> _SUPPLIED DATA_
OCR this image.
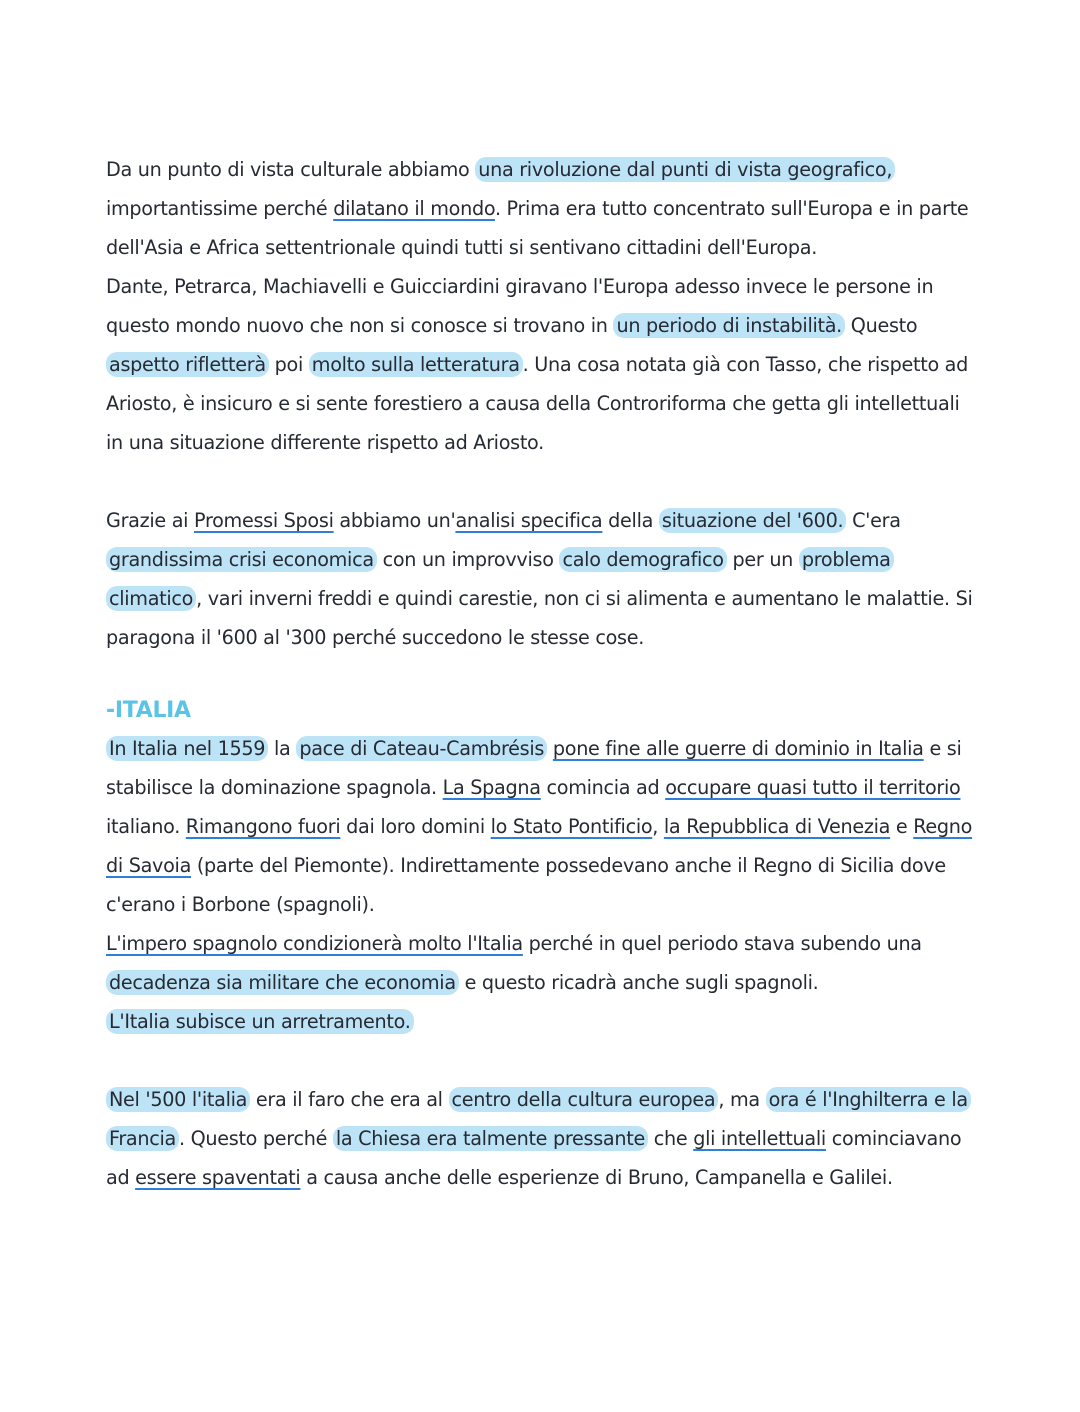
Da un punto di vista culturale abbiamo una rivoluzione dal punti di vista geografico, importantissime perché dilatano il mondo. Prima era tutto concentrato sull'Europa e in parte dell'Asia e Africa settentrionale quindi tutti si sentivano cittadini dell'Europa.
Dante, Petrarca, Machiavelli e Guicciardini giravano l'Europa adesso invece le persone in questo mondo nuovo che non si conosce si trovano in un periodo di instabilità. Questo aspetto rifletterà poi molto sulla letteratura . Una cosa notata già con Tasso, che rispetto ad Ariosto, è insicuro e si sente forestiero a causa della Controriforma che getta gli intellettuali in una situazione differente rispetto ad Ariosto.

Grazie ai Promessi Sposi abbiamo un'analisi specifica della situazione del '600. C'era grandissima crisi economica con un improvviso calo demografico per un problema climatico , vari inverni freddi e quindi carestie, non ci si alimenta e aumentano le malattie. Si paragona il '600 al '300 perché succedono le stesse cose.

-ITALIA

In Italia nel 1559 la pace di Cateau-Cambrésis pone fine alle guerre di dominio in Italia e si stabilisce la dominazione spagnola. La Spagna comincia ad occupare quasi tutto il territorio italiano. Rimangono fuori dai loro domini lo Stato Pontificio, la Repubblica di Venezia e Regno di Savoia (parte del Piemonte). Indirettamente possedevano anche il Regno di Sicilia dove c'erano i Borbone (spagnoli).
L'impero spagnolo condizionerà molto l'Italia perché in quel periodo stava subendo una decadenza sia militare che economia e questo ricadrà anche sugli spagnoli.
L'Italia subisce un arretramento.

Nel '500 l'italia era il faro che era al centro della cultura europea , ma ora é l'Inghilterra e la Francia . Questo perché la Chiesa era talmente pressante che gli intellettuali cominciavano ad essere spaventati a causa anche delle esperienze di Bruno, Campanella e Galilei.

> _WHAT TO PRODUCE_
Write the listing above out again exactly, dropping each image.

> _EXERCISE OUTPUT_
OCR this image.
Da un punto di vista culturale abbiamo una rivoluzione dal punti di vista geografico, importantissime perché dilatano il mondo. Prima era tutto concentrato sull'Europa e in parte dell'Asia e Africa settentrionale quindi tutti si sentivano cittadini dell'Europa.
Dante, Petrarca, Machiavelli e Guicciardini giravano l'Europa adesso invece le persone in questo mondo nuovo che non si conosce si trovano in un periodo di instabilità. Questo aspetto rifletterà poi molto sulla letteratura . Una cosa notata già con Tasso, che rispetto ad Ariosto, è insicuro e si sente forestiero a causa della Controriforma che getta gli intellettuali in una situazione differente rispetto ad Ariosto.

Grazie ai Promessi Sposi abbiamo un'analisi specifica della situazione del '600. C'era grandissima crisi economica con un improvviso calo demografico per un problema climatico , vari inverni freddi e quindi carestie, non ci si alimenta e aumentano le malattie. Si paragona il '600 al '300 perché succedono le stesse cose.

-ITALIA

In Italia nel 1559 la pace di Cateau-Cambrésis pone fine alle guerre di dominio in Italia e si stabilisce la dominazione spagnola. La Spagna comincia ad occupare quasi tutto il territorio italiano. Rimangono fuori dai loro domini lo Stato Pontificio, la Repubblica di Venezia e Regno di Savoia (parte del Piemonte). Indirettamente possedevano anche il Regno di Sicilia dove c'erano i Borbone (spagnoli).
L'impero spagnolo condizionerà molto l'Italia perché in quel periodo stava subendo una decadenza sia militare che economia e questo ricadrà anche sugli spagnoli.
L'Italia subisce un arretramento.

Nel '500 l'italia era il faro che era al centro della cultura europea , ma ora é l'Inghilterra e la Francia . Questo perché la Chiesa era talmente pressante che gli intellettuali cominciavano ad essere spaventati a causa anche delle esperienze di Bruno, Campanella e Galilei.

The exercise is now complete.